OBJECTIVE: Edit the records below by replacing "bounding box" with "enclosing box" and leave every other word unchanged.

***** PROVIDED MATERIAL

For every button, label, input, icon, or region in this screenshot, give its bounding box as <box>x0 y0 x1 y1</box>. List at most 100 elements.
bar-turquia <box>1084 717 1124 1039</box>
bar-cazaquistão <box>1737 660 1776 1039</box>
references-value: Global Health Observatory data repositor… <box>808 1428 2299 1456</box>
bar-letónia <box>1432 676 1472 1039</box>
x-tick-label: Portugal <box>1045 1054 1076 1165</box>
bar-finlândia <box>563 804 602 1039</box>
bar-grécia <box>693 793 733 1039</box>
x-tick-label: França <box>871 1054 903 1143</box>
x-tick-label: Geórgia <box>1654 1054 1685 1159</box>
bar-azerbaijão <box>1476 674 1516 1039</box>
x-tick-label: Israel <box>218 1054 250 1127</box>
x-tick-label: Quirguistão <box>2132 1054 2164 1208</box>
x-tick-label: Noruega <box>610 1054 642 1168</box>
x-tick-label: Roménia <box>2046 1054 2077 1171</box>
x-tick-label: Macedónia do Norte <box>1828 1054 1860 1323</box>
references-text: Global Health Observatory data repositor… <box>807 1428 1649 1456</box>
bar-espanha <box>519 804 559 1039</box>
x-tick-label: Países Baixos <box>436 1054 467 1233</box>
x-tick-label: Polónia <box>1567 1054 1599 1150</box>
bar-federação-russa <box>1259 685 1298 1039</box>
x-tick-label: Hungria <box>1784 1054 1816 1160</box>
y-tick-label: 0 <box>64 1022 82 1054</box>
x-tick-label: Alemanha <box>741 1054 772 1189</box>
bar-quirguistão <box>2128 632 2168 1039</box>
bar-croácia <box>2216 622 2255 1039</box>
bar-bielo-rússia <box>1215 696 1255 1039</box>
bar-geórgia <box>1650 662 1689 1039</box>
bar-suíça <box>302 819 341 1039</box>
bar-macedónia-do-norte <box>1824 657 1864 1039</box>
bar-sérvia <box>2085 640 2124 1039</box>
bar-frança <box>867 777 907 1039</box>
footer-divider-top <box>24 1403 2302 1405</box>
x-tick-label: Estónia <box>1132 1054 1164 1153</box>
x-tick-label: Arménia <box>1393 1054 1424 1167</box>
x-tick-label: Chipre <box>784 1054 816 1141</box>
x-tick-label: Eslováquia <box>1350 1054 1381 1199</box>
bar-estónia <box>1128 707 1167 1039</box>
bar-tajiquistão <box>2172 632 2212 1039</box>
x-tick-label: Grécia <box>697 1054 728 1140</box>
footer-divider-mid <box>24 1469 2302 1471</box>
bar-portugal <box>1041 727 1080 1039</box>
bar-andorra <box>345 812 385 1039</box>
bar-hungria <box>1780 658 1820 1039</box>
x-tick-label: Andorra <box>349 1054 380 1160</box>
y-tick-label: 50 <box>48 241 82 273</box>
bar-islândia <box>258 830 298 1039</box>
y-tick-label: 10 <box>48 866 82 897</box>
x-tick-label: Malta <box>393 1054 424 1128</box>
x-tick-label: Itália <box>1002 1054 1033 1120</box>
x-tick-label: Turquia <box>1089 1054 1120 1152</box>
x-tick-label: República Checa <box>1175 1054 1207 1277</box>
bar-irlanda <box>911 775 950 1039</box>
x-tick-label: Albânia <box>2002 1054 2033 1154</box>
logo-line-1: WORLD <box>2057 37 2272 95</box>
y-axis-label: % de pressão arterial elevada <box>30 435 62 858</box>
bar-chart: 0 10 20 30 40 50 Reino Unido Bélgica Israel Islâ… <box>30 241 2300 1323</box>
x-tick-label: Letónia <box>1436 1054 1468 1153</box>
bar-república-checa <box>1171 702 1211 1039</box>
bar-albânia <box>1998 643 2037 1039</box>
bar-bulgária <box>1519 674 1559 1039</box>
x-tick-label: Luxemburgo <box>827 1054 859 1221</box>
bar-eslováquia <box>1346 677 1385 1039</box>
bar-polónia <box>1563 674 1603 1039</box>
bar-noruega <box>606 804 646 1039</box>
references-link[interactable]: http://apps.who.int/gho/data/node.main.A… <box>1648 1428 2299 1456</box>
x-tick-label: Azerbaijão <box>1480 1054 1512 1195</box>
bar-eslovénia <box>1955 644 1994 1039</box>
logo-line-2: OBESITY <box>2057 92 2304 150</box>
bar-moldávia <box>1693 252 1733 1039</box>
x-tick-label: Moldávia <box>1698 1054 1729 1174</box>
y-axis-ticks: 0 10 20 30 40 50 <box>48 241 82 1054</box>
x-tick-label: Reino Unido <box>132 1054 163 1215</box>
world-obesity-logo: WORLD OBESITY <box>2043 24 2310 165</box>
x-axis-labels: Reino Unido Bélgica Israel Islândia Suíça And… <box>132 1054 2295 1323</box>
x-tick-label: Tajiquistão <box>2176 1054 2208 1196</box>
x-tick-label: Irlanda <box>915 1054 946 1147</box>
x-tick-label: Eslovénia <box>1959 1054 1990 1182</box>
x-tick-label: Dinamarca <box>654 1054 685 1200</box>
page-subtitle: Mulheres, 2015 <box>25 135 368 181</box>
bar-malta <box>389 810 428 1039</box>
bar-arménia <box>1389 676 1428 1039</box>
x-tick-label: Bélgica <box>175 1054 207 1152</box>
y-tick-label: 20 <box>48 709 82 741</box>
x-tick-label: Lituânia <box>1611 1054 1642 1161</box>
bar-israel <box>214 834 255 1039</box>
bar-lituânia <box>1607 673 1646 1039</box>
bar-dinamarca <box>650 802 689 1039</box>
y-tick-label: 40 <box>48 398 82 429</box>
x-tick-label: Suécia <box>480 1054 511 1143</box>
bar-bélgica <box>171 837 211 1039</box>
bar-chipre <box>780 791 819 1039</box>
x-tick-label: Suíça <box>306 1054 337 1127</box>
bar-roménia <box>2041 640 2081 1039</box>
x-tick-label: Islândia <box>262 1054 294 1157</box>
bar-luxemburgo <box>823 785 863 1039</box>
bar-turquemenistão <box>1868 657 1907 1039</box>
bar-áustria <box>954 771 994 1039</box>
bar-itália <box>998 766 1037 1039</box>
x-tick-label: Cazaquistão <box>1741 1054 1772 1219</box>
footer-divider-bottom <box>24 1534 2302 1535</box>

**********

SOLUTION TO THE EXERCISE:
For every button, label, input, icon, or region in this screenshot, give its enclosing box as <box>x0 y0 x1 y1</box>. List at most 100 elements.
bar-turquia <box>1084 717 1124 1039</box>
bar-cazaquistão <box>1737 660 1776 1039</box>
references-value: Global Health Observatory data repositor… <box>808 1428 2299 1456</box>
bar-letónia <box>1432 676 1472 1039</box>
x-tick-label: Portugal <box>1045 1054 1076 1165</box>
bar-finlândia <box>563 804 602 1039</box>
bar-grécia <box>693 793 733 1039</box>
x-tick-label: França <box>871 1054 903 1143</box>
x-tick-label: Geórgia <box>1654 1054 1685 1159</box>
bar-azerbaijão <box>1476 674 1516 1039</box>
x-tick-label: Israel <box>218 1054 250 1127</box>
x-tick-label: Quirguistão <box>2132 1054 2164 1208</box>
x-tick-label: Noruega <box>610 1054 642 1168</box>
x-tick-label: Roménia <box>2046 1054 2077 1171</box>
x-tick-label: Macedónia do Norte <box>1828 1054 1860 1323</box>
references-text: Global Health Observatory data repositor… <box>807 1428 1649 1456</box>
bar-espanha <box>519 804 559 1039</box>
x-tick-label: Países Baixos <box>436 1054 467 1233</box>
x-tick-label: Polónia <box>1567 1054 1599 1150</box>
bar-federação-russa <box>1259 685 1298 1039</box>
x-tick-label: Hungria <box>1784 1054 1816 1160</box>
y-tick-label: 0 <box>64 1022 82 1054</box>
x-tick-label: Alemanha <box>741 1054 772 1189</box>
bar-quirguistão <box>2128 632 2168 1039</box>
bar-croácia <box>2216 622 2255 1039</box>
bar-bielo-rússia <box>1215 696 1255 1039</box>
bar-geórgia <box>1650 662 1689 1039</box>
bar-suíça <box>302 819 341 1039</box>
bar-macedónia-do-norte <box>1824 657 1864 1039</box>
bar-sérvia <box>2085 640 2124 1039</box>
bar-frança <box>867 777 907 1039</box>
footer-divider-top <box>24 1403 2302 1405</box>
x-tick-label: Estónia <box>1132 1054 1164 1153</box>
x-tick-label: Arménia <box>1393 1054 1424 1167</box>
x-tick-label: Chipre <box>784 1054 816 1141</box>
x-tick-label: Eslováquia <box>1350 1054 1381 1199</box>
bar-estónia <box>1128 707 1167 1039</box>
bar-tajiquistão <box>2172 632 2212 1039</box>
x-tick-label: Grécia <box>697 1054 728 1140</box>
footer-divider-mid <box>24 1469 2302 1471</box>
bar-portugal <box>1041 727 1080 1039</box>
bar-andorra <box>345 812 385 1039</box>
bar-hungria <box>1780 658 1820 1039</box>
x-tick-label: Andorra <box>349 1054 380 1160</box>
y-tick-label: 50 <box>48 241 82 273</box>
bar-islândia <box>258 830 298 1039</box>
y-tick-label: 10 <box>48 866 82 897</box>
x-tick-label: Malta <box>393 1054 424 1128</box>
x-tick-label: Itália <box>1002 1054 1033 1120</box>
x-tick-label: Turquia <box>1089 1054 1120 1152</box>
x-tick-label: República Checa <box>1175 1054 1207 1277</box>
bar-irlanda <box>911 775 950 1039</box>
x-tick-label: Albânia <box>2002 1054 2033 1154</box>
logo-line-1: WORLD <box>2057 37 2272 95</box>
y-axis-label: % de pressão arterial elevada <box>30 435 62 858</box>
bar-chart: 0 10 20 30 40 50 Reino Unido Bélgica Israel Islâ… <box>30 241 2300 1323</box>
x-tick-label: Letónia <box>1436 1054 1468 1153</box>
bar-república-checa <box>1171 702 1211 1039</box>
bar-albânia <box>1998 643 2037 1039</box>
bar-bulgária <box>1519 674 1559 1039</box>
x-tick-label: Luxemburgo <box>827 1054 859 1221</box>
bar-eslováquia <box>1346 677 1385 1039</box>
bar-polónia <box>1563 674 1603 1039</box>
bar-noruega <box>606 804 646 1039</box>
references-link[interactable]: http://apps.who.int/gho/data/node.main.A… <box>1648 1428 2299 1456</box>
x-tick-label: Azerbaijão <box>1480 1054 1512 1195</box>
bar-eslovénia <box>1955 644 1994 1039</box>
logo-line-2: OBESITY <box>2057 92 2304 150</box>
bar-moldávia <box>1693 252 1733 1039</box>
x-tick-label: Moldávia <box>1698 1054 1729 1174</box>
y-axis-ticks: 0 10 20 30 40 50 <box>48 241 82 1054</box>
x-tick-label: Reino Unido <box>132 1054 163 1215</box>
world-obesity-logo: WORLD OBESITY <box>2043 24 2310 165</box>
x-axis-labels: Reino Unido Bélgica Israel Islândia Suíça And… <box>132 1054 2295 1323</box>
x-tick-label: Tajiquistão <box>2176 1054 2208 1196</box>
x-tick-label: Irlanda <box>915 1054 946 1147</box>
x-tick-label: Eslovénia <box>1959 1054 1990 1182</box>
x-tick-label: Dinamarca <box>654 1054 685 1200</box>
page-subtitle: Mulheres, 2015 <box>25 135 368 181</box>
bar-malta <box>389 810 428 1039</box>
bar-arménia <box>1389 676 1428 1039</box>
x-tick-label: Bélgica <box>175 1054 207 1152</box>
y-tick-label: 20 <box>48 709 82 741</box>
x-tick-label: Lituânia <box>1611 1054 1642 1161</box>
bar-israel <box>214 834 255 1039</box>
bar-lituânia <box>1607 673 1646 1039</box>
bar-dinamarca <box>650 802 689 1039</box>
y-tick-label: 40 <box>48 398 82 429</box>
x-tick-label: Suécia <box>480 1054 511 1143</box>
bar-bélgica <box>171 837 211 1039</box>
bar-chipre <box>780 791 819 1039</box>
x-tick-label: Suíça <box>306 1054 337 1127</box>
bar-roménia <box>2041 640 2081 1039</box>
x-tick-label: Islândia <box>262 1054 294 1157</box>
bar-luxemburgo <box>823 785 863 1039</box>
bar-turquemenistão <box>1868 657 1907 1039</box>
bar-áustria <box>954 771 994 1039</box>
bar-itália <box>998 766 1037 1039</box>
x-tick-label: Cazaquistão <box>1741 1054 1772 1219</box>
footer-divider-bottom <box>24 1534 2302 1535</box>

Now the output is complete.